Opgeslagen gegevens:
************

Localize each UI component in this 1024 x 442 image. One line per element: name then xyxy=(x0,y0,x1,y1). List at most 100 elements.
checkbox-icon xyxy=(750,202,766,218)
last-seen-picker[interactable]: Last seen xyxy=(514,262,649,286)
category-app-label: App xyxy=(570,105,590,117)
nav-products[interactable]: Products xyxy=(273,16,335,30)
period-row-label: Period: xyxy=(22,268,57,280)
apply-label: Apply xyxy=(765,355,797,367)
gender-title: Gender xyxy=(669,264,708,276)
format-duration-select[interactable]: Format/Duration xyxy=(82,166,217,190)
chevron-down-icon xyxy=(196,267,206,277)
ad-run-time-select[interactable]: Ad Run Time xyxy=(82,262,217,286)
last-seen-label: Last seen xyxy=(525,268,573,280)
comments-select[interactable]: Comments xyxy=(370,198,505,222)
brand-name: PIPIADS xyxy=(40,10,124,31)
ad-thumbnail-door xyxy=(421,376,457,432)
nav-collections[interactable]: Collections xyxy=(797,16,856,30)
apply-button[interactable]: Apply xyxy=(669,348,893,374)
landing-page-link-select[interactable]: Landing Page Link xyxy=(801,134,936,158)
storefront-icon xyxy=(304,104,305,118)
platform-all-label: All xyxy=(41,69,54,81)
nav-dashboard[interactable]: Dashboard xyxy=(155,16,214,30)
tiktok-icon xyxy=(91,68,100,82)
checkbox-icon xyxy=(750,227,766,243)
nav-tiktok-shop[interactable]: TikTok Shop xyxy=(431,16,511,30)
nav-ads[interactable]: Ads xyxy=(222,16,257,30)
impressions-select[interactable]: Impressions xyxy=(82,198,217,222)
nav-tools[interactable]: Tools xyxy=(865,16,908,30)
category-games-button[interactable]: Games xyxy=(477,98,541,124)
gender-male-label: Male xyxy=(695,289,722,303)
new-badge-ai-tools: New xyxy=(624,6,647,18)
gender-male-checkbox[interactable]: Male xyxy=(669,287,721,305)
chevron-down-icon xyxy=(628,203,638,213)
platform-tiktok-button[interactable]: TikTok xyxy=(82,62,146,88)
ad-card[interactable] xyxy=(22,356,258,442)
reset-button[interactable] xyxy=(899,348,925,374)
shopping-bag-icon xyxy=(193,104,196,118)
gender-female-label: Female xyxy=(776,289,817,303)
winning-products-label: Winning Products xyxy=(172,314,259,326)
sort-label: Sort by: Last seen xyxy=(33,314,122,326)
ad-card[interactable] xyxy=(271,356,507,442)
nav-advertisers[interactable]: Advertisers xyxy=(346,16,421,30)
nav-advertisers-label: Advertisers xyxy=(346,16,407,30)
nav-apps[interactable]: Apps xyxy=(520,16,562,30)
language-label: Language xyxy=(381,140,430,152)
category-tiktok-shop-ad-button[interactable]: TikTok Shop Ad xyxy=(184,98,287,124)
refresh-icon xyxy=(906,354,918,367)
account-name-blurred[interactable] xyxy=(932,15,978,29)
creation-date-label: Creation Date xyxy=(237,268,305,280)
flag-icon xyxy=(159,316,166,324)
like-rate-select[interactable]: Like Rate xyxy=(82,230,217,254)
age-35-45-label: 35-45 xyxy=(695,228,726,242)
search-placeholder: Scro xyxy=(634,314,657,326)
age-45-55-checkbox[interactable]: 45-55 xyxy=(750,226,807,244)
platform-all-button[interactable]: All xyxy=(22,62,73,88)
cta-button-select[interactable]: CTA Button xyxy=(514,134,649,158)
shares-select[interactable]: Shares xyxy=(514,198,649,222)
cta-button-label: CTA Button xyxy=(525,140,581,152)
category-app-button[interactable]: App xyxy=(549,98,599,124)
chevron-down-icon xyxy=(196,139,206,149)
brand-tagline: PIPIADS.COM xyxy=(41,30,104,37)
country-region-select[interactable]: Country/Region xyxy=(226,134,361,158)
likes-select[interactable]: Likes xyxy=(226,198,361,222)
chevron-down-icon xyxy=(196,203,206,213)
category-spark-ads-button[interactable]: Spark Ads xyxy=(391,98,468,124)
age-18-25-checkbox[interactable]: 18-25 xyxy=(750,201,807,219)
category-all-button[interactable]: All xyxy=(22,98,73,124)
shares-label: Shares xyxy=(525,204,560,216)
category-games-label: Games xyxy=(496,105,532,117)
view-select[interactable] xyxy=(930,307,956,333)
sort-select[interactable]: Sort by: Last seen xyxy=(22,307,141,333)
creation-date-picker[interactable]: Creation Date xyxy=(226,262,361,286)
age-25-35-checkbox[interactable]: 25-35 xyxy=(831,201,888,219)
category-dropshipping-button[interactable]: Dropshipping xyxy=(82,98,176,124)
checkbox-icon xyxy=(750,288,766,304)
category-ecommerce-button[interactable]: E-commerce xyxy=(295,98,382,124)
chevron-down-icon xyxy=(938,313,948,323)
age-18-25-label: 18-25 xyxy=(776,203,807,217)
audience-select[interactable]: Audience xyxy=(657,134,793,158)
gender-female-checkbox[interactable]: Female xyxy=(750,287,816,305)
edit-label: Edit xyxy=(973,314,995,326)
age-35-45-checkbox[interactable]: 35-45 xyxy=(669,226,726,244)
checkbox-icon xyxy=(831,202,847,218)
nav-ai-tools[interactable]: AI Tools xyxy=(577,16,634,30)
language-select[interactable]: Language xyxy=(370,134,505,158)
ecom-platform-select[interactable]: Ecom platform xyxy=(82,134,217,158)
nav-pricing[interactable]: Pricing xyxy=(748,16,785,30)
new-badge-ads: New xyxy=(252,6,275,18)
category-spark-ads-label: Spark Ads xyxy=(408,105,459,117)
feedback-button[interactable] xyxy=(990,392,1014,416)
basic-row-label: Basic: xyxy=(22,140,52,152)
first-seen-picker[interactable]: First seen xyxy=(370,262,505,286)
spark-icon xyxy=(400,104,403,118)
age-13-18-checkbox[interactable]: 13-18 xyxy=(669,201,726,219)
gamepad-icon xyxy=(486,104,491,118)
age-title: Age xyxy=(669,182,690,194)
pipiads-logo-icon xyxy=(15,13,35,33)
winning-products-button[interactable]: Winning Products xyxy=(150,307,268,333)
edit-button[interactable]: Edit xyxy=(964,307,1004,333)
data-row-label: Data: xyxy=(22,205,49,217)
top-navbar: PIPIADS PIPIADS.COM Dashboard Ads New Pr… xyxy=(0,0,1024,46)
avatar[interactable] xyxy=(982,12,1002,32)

************

■ **OPDRACHT**
Zet alle regels van de lijst hierboven om in een genummerde opsomming en sla lege regels over.

■ **OPLOSSING**
1. Localize each UI component in this 1024 x 442 image. One line per element: name then xyxy=(x0,y0,x1,y1). List at most 100 elements.
2. checkbox-icon xyxy=(750,202,766,218)
3. last-seen-picker[interactable]: Last seen xyxy=(514,262,649,286)
4. category-app-label: App xyxy=(570,105,590,117)
5. nav-products[interactable]: Products xyxy=(273,16,335,30)
6. period-row-label: Period: xyxy=(22,268,57,280)
7. apply-label: Apply xyxy=(765,355,797,367)
8. gender-title: Gender xyxy=(669,264,708,276)
9. format-duration-select[interactable]: Format/Duration xyxy=(82,166,217,190)
10. chevron-down-icon xyxy=(196,267,206,277)
11. ad-run-time-select[interactable]: Ad Run Time xyxy=(82,262,217,286)
12. last-seen-label: Last seen xyxy=(525,268,573,280)
13. comments-select[interactable]: Comments xyxy=(370,198,505,222)
14. brand-name: PIPIADS xyxy=(40,10,124,31)
15. ad-thumbnail-door xyxy=(421,376,457,432)
16. nav-collections[interactable]: Collections xyxy=(797,16,856,30)
17. apply-button[interactable]: Apply xyxy=(669,348,893,374)
18. landing-page-link-select[interactable]: Landing Page Link xyxy=(801,134,936,158)
19. storefront-icon xyxy=(304,104,305,118)
20. platform-all-label: All xyxy=(41,69,54,81)
21. nav-dashboard[interactable]: Dashboard xyxy=(155,16,214,30)
22. tiktok-icon xyxy=(91,68,100,82)
23. checkbox-icon xyxy=(750,227,766,243)
24. nav-tiktok-shop[interactable]: TikTok Shop xyxy=(431,16,511,30)
25. nav-ads[interactable]: Ads xyxy=(222,16,257,30)
26. impressions-select[interactable]: Impressions xyxy=(82,198,217,222)
27. nav-tools[interactable]: Tools xyxy=(865,16,908,30)
28. category-games-button[interactable]: Games xyxy=(477,98,541,124)
29. gender-male-label: Male xyxy=(695,289,722,303)
30. new-badge-ai-tools: New xyxy=(624,6,647,18)
31. gender-male-checkbox[interactable]: Male xyxy=(669,287,721,305)
32. chevron-down-icon xyxy=(628,203,638,213)
33. platform-tiktok-button[interactable]: TikTok xyxy=(82,62,146,88)
34. ad-card[interactable] xyxy=(22,356,258,442)
35. reset-button[interactable] xyxy=(899,348,925,374)
36. shopping-bag-icon xyxy=(193,104,196,118)
37. gender-female-label: Female xyxy=(776,289,817,303)
38. winning-products-label: Winning Products xyxy=(172,314,259,326)
39. sort-label: Sort by: Last seen xyxy=(33,314,122,326)
40. ad-card[interactable] xyxy=(271,356,507,442)
41. nav-advertisers[interactable]: Advertisers xyxy=(346,16,421,30)
42. nav-advertisers-label: Advertisers xyxy=(346,16,407,30)
43. nav-apps[interactable]: Apps xyxy=(520,16,562,30)
44. language-label: Language xyxy=(381,140,430,152)
45. category-tiktok-shop-ad-button[interactable]: TikTok Shop Ad xyxy=(184,98,287,124)
46. refresh-icon xyxy=(906,354,918,367)
47. account-name-blurred[interactable] xyxy=(932,15,978,29)
48. creation-date-label: Creation Date xyxy=(237,268,305,280)
49. flag-icon xyxy=(159,316,166,324)
50. like-rate-select[interactable]: Like Rate xyxy=(82,230,217,254)
51. age-35-45-label: 35-45 xyxy=(695,228,726,242)
52. search-placeholder: Scro xyxy=(634,314,657,326)
53. age-45-55-checkbox[interactable]: 45-55 xyxy=(750,226,807,244)
54. platform-all-button[interactable]: All xyxy=(22,62,73,88)
55. cta-button-select[interactable]: CTA Button xyxy=(514,134,649,158)
56. shares-select[interactable]: Shares xyxy=(514,198,649,222)
57. cta-button-label: CTA Button xyxy=(525,140,581,152)
58. category-app-button[interactable]: App xyxy=(549,98,599,124)
59. chevron-down-icon xyxy=(196,139,206,149)
60. brand-tagline: PIPIADS.COM xyxy=(41,30,104,37)
61. country-region-select[interactable]: Country/Region xyxy=(226,134,361,158)
62. likes-select[interactable]: Likes xyxy=(226,198,361,222)
63. chevron-down-icon xyxy=(196,203,206,213)
64. category-spark-ads-button[interactable]: Spark Ads xyxy=(391,98,468,124)
65. age-18-25-checkbox[interactable]: 18-25 xyxy=(750,201,807,219)
66. category-all-button[interactable]: All xyxy=(22,98,73,124)
67. shares-label: Shares xyxy=(525,204,560,216)
68. category-games-label: Games xyxy=(496,105,532,117)
69. view-select[interactable] xyxy=(930,307,956,333)
70. sort-select[interactable]: Sort by: Last seen xyxy=(22,307,141,333)
71. creation-date-picker[interactable]: Creation Date xyxy=(226,262,361,286)
72. age-25-35-checkbox[interactable]: 25-35 xyxy=(831,201,888,219)
73. category-dropshipping-button[interactable]: Dropshipping xyxy=(82,98,176,124)
74. checkbox-icon xyxy=(750,288,766,304)
75. category-ecommerce-button[interactable]: E-commerce xyxy=(295,98,382,124)
76. chevron-down-icon xyxy=(938,313,948,323)
77. age-18-25-label: 18-25 xyxy=(776,203,807,217)
78. audience-select[interactable]: Audience xyxy=(657,134,793,158)
79. gender-female-checkbox[interactable]: Female xyxy=(750,287,816,305)
80. edit-label: Edit xyxy=(973,314,995,326)
81. age-35-45-checkbox[interactable]: 35-45 xyxy=(669,226,726,244)
82. checkbox-icon xyxy=(831,202,847,218)
83. nav-ai-tools[interactable]: AI Tools xyxy=(577,16,634,30)
84. language-select[interactable]: Language xyxy=(370,134,505,158)
85. ecom-platform-select[interactable]: Ecom platform xyxy=(82,134,217,158)
86. nav-pricing[interactable]: Pricing xyxy=(748,16,785,30)
87. new-badge-ads: New xyxy=(252,6,275,18)
88. category-spark-ads-label: Spark Ads xyxy=(408,105,459,117)
89. feedback-button[interactable] xyxy=(990,392,1014,416)
90. basic-row-label: Basic: xyxy=(22,140,52,152)
91. first-seen-picker[interactable]: First seen xyxy=(370,262,505,286)
92. spark-icon xyxy=(400,104,403,118)
93. age-13-18-checkbox[interactable]: 13-18 xyxy=(669,201,726,219)
94. gamepad-icon xyxy=(486,104,491,118)
95. age-title: Age xyxy=(669,182,690,194)
96. pipiads-logo-icon xyxy=(15,13,35,33)
97. winning-products-button[interactable]: Winning Products xyxy=(150,307,268,333)
98. edit-button[interactable]: Edit xyxy=(964,307,1004,333)
99. data-row-label: Data: xyxy=(22,205,49,217)
100. top-navbar: PIPIADS PIPIADS.COM Dashboard Ads New Pr… xyxy=(0,0,1024,46)
101. avatar[interactable] xyxy=(982,12,1002,32)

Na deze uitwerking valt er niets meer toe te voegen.